▶ **DIRECTION**: Write out all lines holding the word "JSON".

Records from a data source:

▼

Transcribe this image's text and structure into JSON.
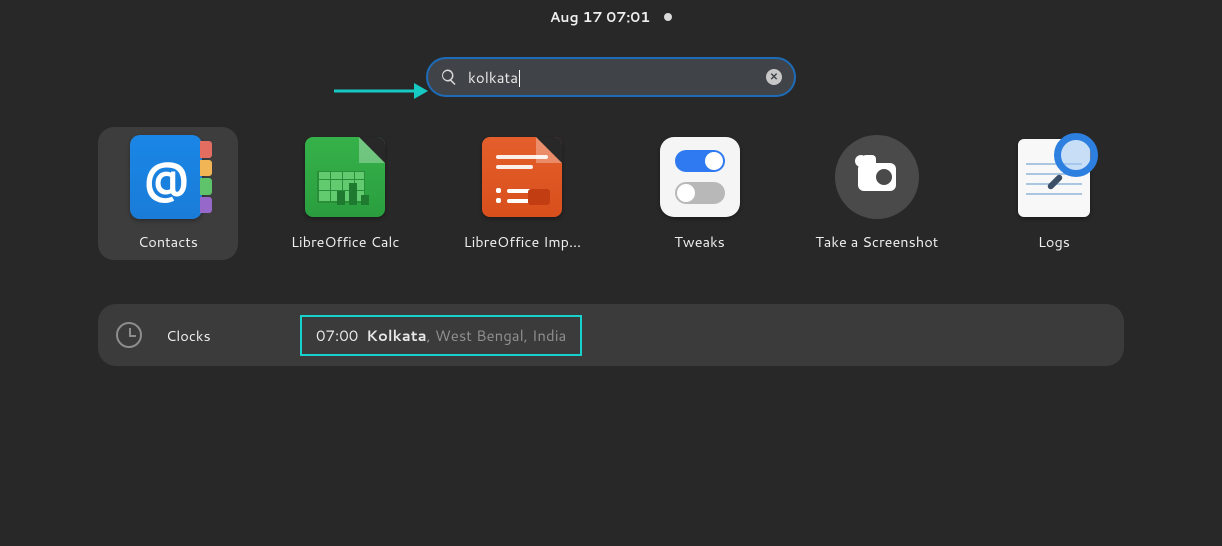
{
  "topbar": {
    "datetime": "Aug 17  07:01"
  },
  "search": {
    "query": "kolkata"
  },
  "apps": [
    {
      "id": "contacts",
      "label": "Contacts"
    },
    {
      "id": "calc",
      "label": "LibreOffice Calc"
    },
    {
      "id": "impress",
      "label": "LibreOffice Imp…"
    },
    {
      "id": "tweaks",
      "label": "Tweaks"
    },
    {
      "id": "screenshot",
      "label": "Take a Screenshot"
    },
    {
      "id": "logs",
      "label": "Logs"
    }
  ],
  "result": {
    "section": "Clocks",
    "time": "07:00",
    "city": "Kolkata",
    "suffix": ", West Bengal, India"
  }
}
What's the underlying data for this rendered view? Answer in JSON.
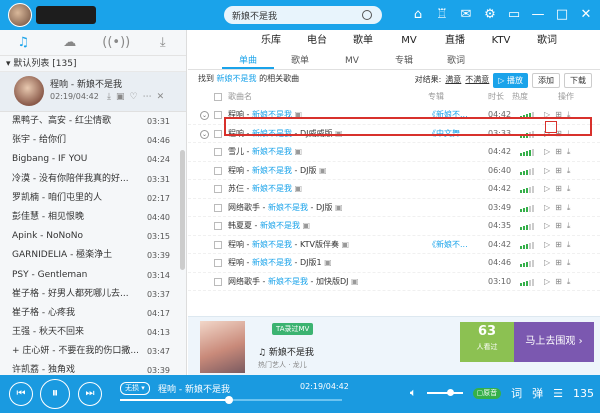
{
  "search": {
    "value": "新娘不是我"
  },
  "left": {
    "tabs": [
      "♫",
      "☁",
      "((•))",
      "⤓"
    ],
    "playlist_title": "默认列表",
    "playlist_count": "[135]",
    "current": {
      "title": "程响 - 新娘不是我",
      "time": "02:19/04:42"
    },
    "items": [
      {
        "name": "黑鸭子、高安 - 红尘情歌",
        "dur": "03:31"
      },
      {
        "name": "张宇 - 给你们",
        "dur": "04:46"
      },
      {
        "name": "Bigbang - IF YOU",
        "dur": "04:24"
      },
      {
        "name": "冷漠 - 没有你陪伴我真的好...",
        "dur": "03:31"
      },
      {
        "name": "罗凯楠 - 咱们屯里的人",
        "dur": "02:17"
      },
      {
        "name": "彭佳慧 - 相见恨晚",
        "dur": "04:40"
      },
      {
        "name": "Apink - NoNoNo",
        "dur": "03:15"
      },
      {
        "name": "GARNIDELIA - 極楽浄土",
        "dur": "03:39"
      },
      {
        "name": "PSY - Gentleman",
        "dur": "03:14"
      },
      {
        "name": "崔子格 - 好男人都死哪儿去...",
        "dur": "03:37"
      },
      {
        "name": "崔子格 - 心疼我",
        "dur": "04:17"
      },
      {
        "name": "王强 - 秋天不回来",
        "dur": "04:13"
      },
      {
        "name": "+ 庄心妍 - 不要在我的伤口撒...",
        "dur": "03:47"
      },
      {
        "name": "许凯荔 - 独角戏",
        "dur": "03:39"
      }
    ]
  },
  "nav": [
    "乐库",
    "电台",
    "歌单",
    "MV",
    "直播",
    "KTV",
    "歌词"
  ],
  "subtabs": [
    "单曲",
    "歌单",
    "MV",
    "专辑",
    "歌词"
  ],
  "result": {
    "prefix": "找到",
    "keyword": "新娘不是我",
    "suffix": "的相关歌曲",
    "compare_label": "对结果:",
    "opt1": "满意",
    "opt2": "不满意",
    "play_label": "▷ 播放",
    "add_label": "添加",
    "download_label": "下载"
  },
  "table": {
    "headers": {
      "name": "歌曲名",
      "album": "专辑",
      "duration": "时长",
      "hot": "热度",
      "ops": "操作"
    },
    "rows": [
      {
        "artist": "程响 - ",
        "song": "新娘不是我",
        "extra": "",
        "album": "《新娘不...",
        "dur": "04:42",
        "hot": 4
      },
      {
        "artist": "程响 - ",
        "song": "新娘不是我",
        "extra": " - DJ威威版",
        "album": "《中文舞...",
        "dur": "03:33",
        "hot": 3
      },
      {
        "artist": "雪儿 - ",
        "song": "新娘不是我",
        "extra": "",
        "album": "",
        "dur": "04:42",
        "hot": 4
      },
      {
        "artist": "程响 - ",
        "song": "新娘不是我",
        "extra": " - DJ版",
        "album": "",
        "dur": "06:40",
        "hot": 3
      },
      {
        "artist": "苏仨 - ",
        "song": "新娘不是我",
        "extra": "",
        "album": "",
        "dur": "04:42",
        "hot": 3
      },
      {
        "artist": "网络歌手 - ",
        "song": "新娘不是我",
        "extra": " - DJ版",
        "album": "",
        "dur": "03:49",
        "hot": 3
      },
      {
        "artist": "韩夏夏 - ",
        "song": "新娘不是我",
        "extra": "",
        "album": "",
        "dur": "04:35",
        "hot": 3
      },
      {
        "artist": "程响 - ",
        "song": "新娘不是我",
        "extra": " - KTV版伴奏",
        "album": "《新娘不...",
        "dur": "04:42",
        "hot": 3
      },
      {
        "artist": "程响 - ",
        "song": "新娘不是我",
        "extra": " - DJ版1",
        "album": "",
        "dur": "04:46",
        "hot": 3
      },
      {
        "artist": "网络歌手 - ",
        "song": "新娘不是我",
        "extra": " - 加快版DJ",
        "album": "",
        "dur": "03:10",
        "hot": 3
      }
    ]
  },
  "promo": {
    "tag": "TA录过MV",
    "song": "♫ 新娘不是我",
    "sub": "热门艺人 · 龙儿",
    "count": "63",
    "count_label": "人看过",
    "go": "马上去围观 ›"
  },
  "player": {
    "quality": "无损 ▾",
    "title": "程响 - 新娘不是我",
    "time": "02:19/04:42",
    "progress": 0.49,
    "lyric_btn": "词",
    "danmu_btn": "弹",
    "pill": "▢原音",
    "count": "135"
  }
}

▲

▶ **OUTPUT OF THE TASK**:
Transcribe this image's text and structure into JSON.
What's the underlying data for this rendered view? Answer in JSON.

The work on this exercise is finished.